State how many lines of the records contain the string "quelques". Give the number alone.

[Data records]

+++++

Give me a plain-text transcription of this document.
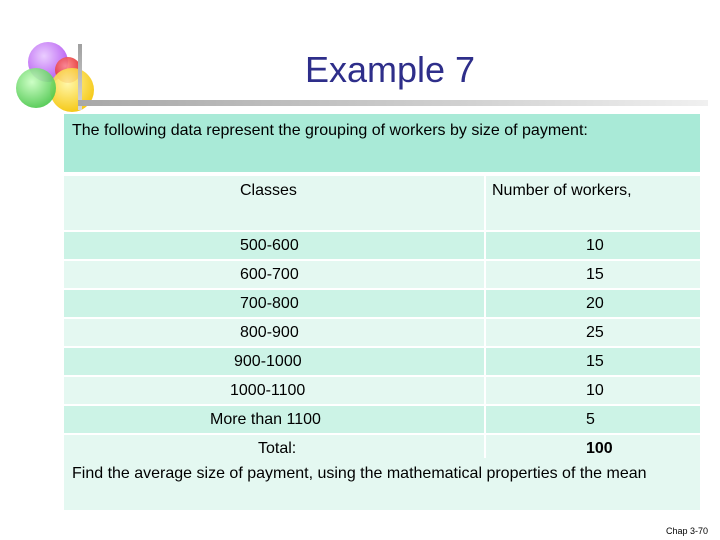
Example 7
The following data represent the grouping of workers by size of payment:
Classes	Number of workers,
500-600	10
600-700	15
700-800	20
800-900	25
900-1000	15
1000-1100	10
More than 1100	5
Total:	100
Find the average size of payment, using the mathematical properties of the mean
Chap 3-70
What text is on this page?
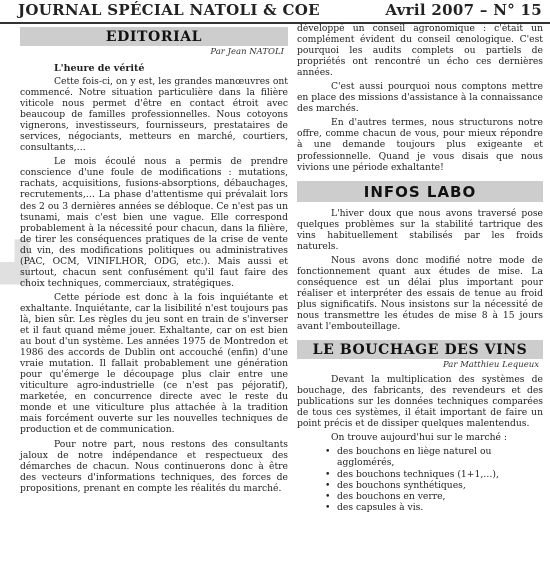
JOURNAL SPÉCIAL NATOLI & COE	Avril 2007 – N° 15
▟
EDITORIAL
Par Jean NATOLI
L'heure de vérité

Cette fois-ci, on y est, les grandes manœuvres ont commencé. Notre situation particulière dans la filière viticole nous permet d'être en contact étroit avec beaucoup de familles professionnelles. Nous cotoyons vignerons, investisseurs, fournisseurs, prestataires de services, négociants, metteurs en marché, courtiers, consultants,…

Le mois écoulé nous a permis de prendre conscience d'une foule de modifications : mutations, rachats, acquisitions, fusions-absorptions, débauchages, recrutements,… La phase d'attentisme qui prévalait lors des 2 ou 3 dernières années se débloque. Ce n'est pas un tsunami, mais c'est bien une vague. Elle correspond probablement à la nécessité pour chacun, dans la filière, de tirer les conséquences pratiques de la crise de vente du vin, des modifications politiques ou administratives (PAC, OCM, VINIFLHOR, ODG, etc.). Mais aussi et surtout, chacun sent confusément qu'il faut faire des choix techniques, commerciaux, stratégiques.

Cette période est donc à la fois inquiétante et exhaltante. Inquiétante, car la lisibilité n'est toujours pas là, bien sûr. Les règles du jeu sont en train de s'inverser et il faut quand même jouer. Exhaltante, car on est bien au bout d'un système. Les années 1975 de Montredon et 1986 des accords de Dublin ont accouché (enfin) d'une vraie mutation. Il fallait probablement une génération pour qu'émerge le découpage plus clair entre une viticulture agro-industrielle (ce n'est pas péjoratif), marketée, en concurrence directe avec le reste du monde et une viticulture plus attachée à la tradition mais forcément ouverte sur les nouvelles techniques de production et de communication.

Pour notre part, nous restons des consultants jaloux de notre indépendance et respectueux des démarches de chacun. Nous continuerons donc à être des vecteurs d'informations techniques, des forces de propositions, prenant en compte les réalités du marché.

développé un conseil agronomique : c'était un complément évident du conseil œnologique. C'est pourquoi les audits complets ou partiels de propriétés ont rencontré un écho ces dernières années.

C'est aussi pourquoi nous comptons mettre en place des missions d'assistance à la connaissance des marchés.

En d'autres termes, nous structurons notre offre, comme chacun de vous, pour mieux répondre à une demande toujours plus exigeante et professionnelle. Quand je vous disais que nous vivions une période exhaltante!

INFOS LABO

L'hiver doux que nous avons traversé pose quelques problèmes sur la stabilité tartrique des vins habituellement stabilisés par les froids naturels.

Nous avons donc modifié notre mode de fonctionnement quant aux études de mise. La conséquence est un délai plus important pour réaliser et interpréter des essais de tenue au froid plus significatifs. Nous insistons sur la nécessité de nous transmettre les études de mise 8 à 15 jours avant l'embouteillage.

LE BOUCHAGE DES VINS
Par Matthieu Lequeux

Devant la multiplication des systèmes de bouchage, des fabricants, des revendeurs et des publications sur les données techniques comparées de tous ces systèmes, il était important de faire un point précis et de dissiper quelques malentendus.

On trouve aujourd'hui sur le marché :

• des bouchons en liège naturel ou agglomérés,
• des bouchons techniques (1+1,…),
• des bouchons synthétiques,
• des bouchons en verre,
• des capsules à vis.
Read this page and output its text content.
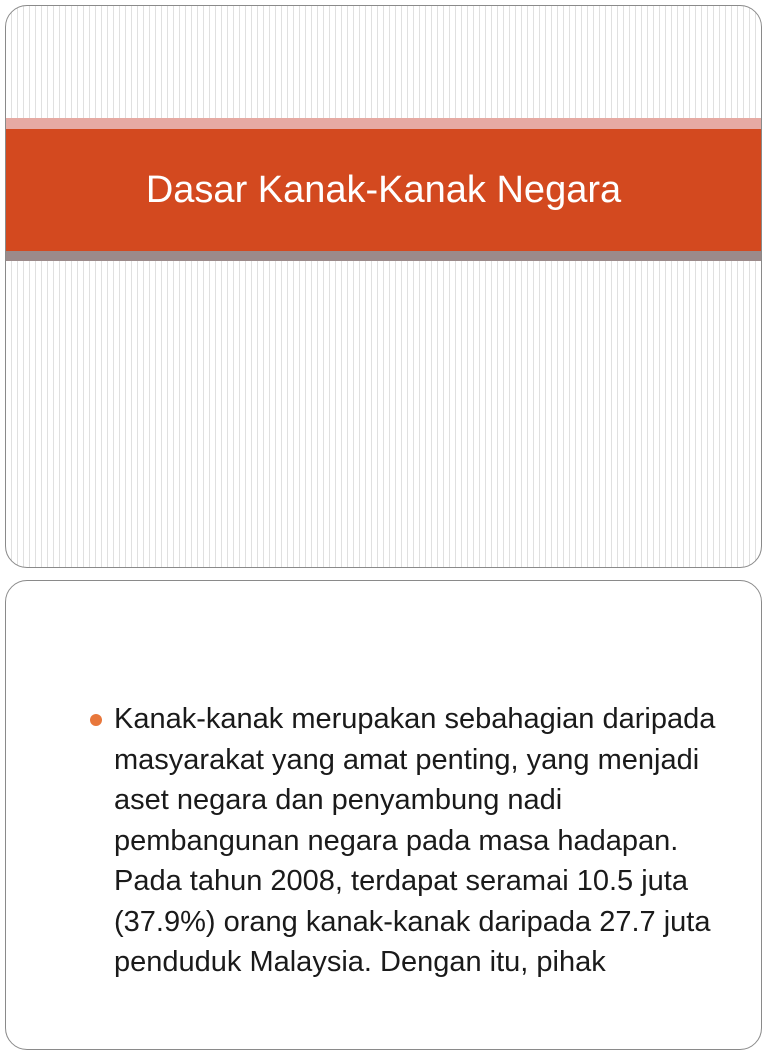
Dasar Kanak-Kanak Negara
Kanak-kanak merupakan sebahagian daripada masyarakat yang amat penting, yang menjadi aset negara dan penyambung nadi pembangunan negara pada masa hadapan. Pada tahun 2008, terdapat seramai 10.5 juta (37.9%) orang kanak-kanak daripada 27.7 juta penduduk Malaysia. Dengan itu, pihak
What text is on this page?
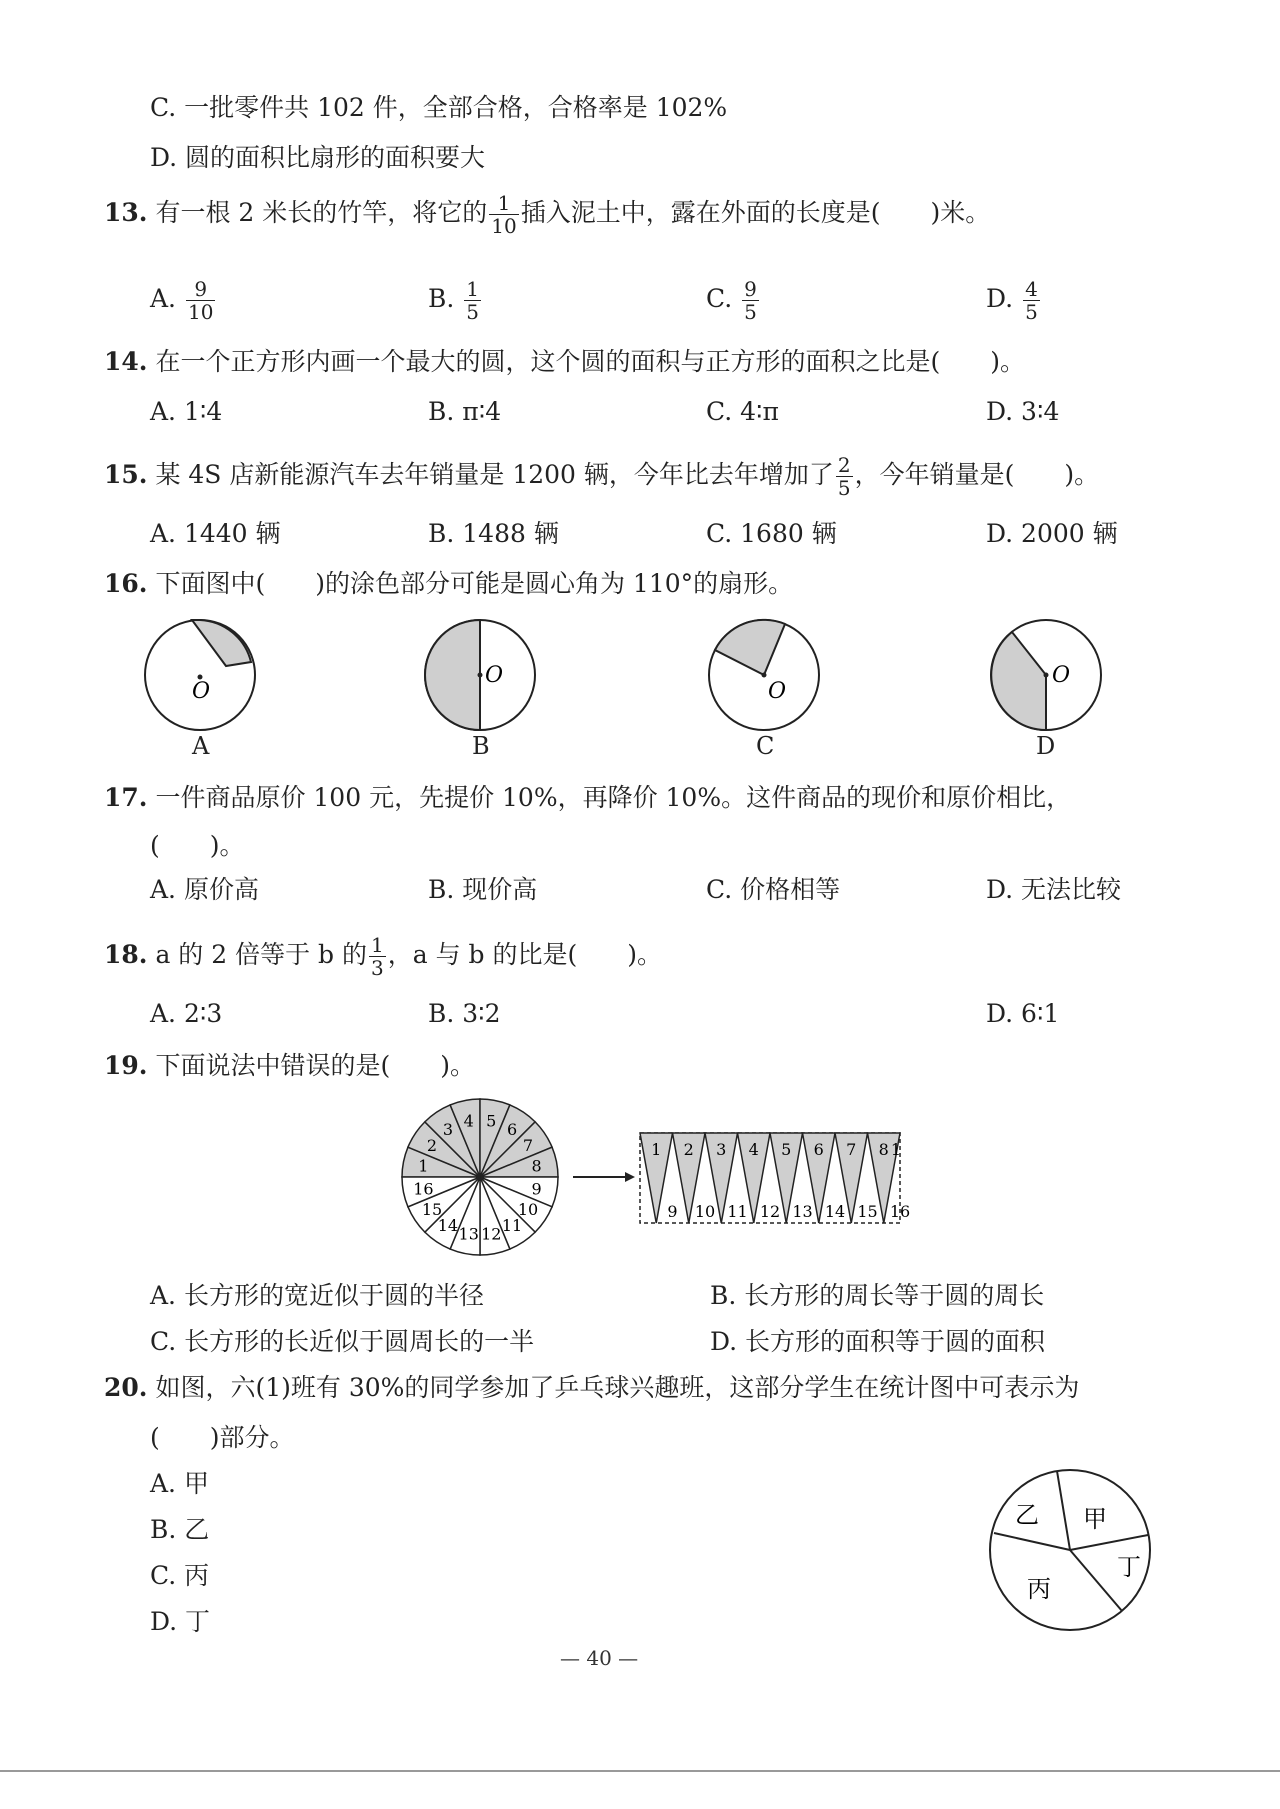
C. 一批零件共 102 件，全部合格，合格率是 102%
D. 圆的面积比扇形的面积要大
13. 有一根 2 米长的竹竿，将它的 $\frac{1}{10}$ 插入泥土中，露在外面的长度是(　　)米。
A. $\frac{9}{10}$	B. $\frac{1}{5}$	C. $\frac{9}{5}$	D. $\frac{4}{5}$
14. 在一个正方形内画一个最大的圆，这个圆的面积与正方形的面积之比是(　　)。
A. 1∶4	B. π∶4	C. 4∶π	D. 3∶4
15. 某 4S 店新能源汽车去年销量是 1200 辆，今年比去年增加了 $\frac{2}{5}$ ，今年销量是(　　)。
A. 1440 辆	B. 1488 辆	C. 1680 辆	D. 2000 辆
16. 下面图中(　　)的涂色部分可能是圆心角为 110°的扇形。
O
O
O
O
A	B	C	D
17. 一件商品原价 100 元，先提价 10%，再降价 10%。这件商品的现价和原价相比，
(　　)。
A. 原价高	B. 现价高	C. 价格相等	D. 无法比较
18. a 的 2 倍等于 b 的 $\frac{1}{3}$ ，a 与 b 的比是(　　)。
A. 2∶3	B. 3∶2	D. 6∶1
19. 下面说法中错误的是(　　)。
1
2
3 4 5 6
7
8
9
10
11
12
13
14
15
16
1 2 3 4 5 6 7 8 1
9 10 11 12 13 14 15 16
A. 长方形的宽近似于圆的半径	B. 长方形的周长等于圆的周长
C. 长方形的长近似于圆周长的一半	D. 长方形的面积等于圆的面积
20. 如图，六(1)班有 30%的同学参加了乒乓球兴趣班，这部分学生在统计图中可表示为
(　　)部分。
A. 甲
B. 乙
C. 丙
D. 丁
甲
乙
丙
丁
— 40 —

+++++

> [Final result]: 2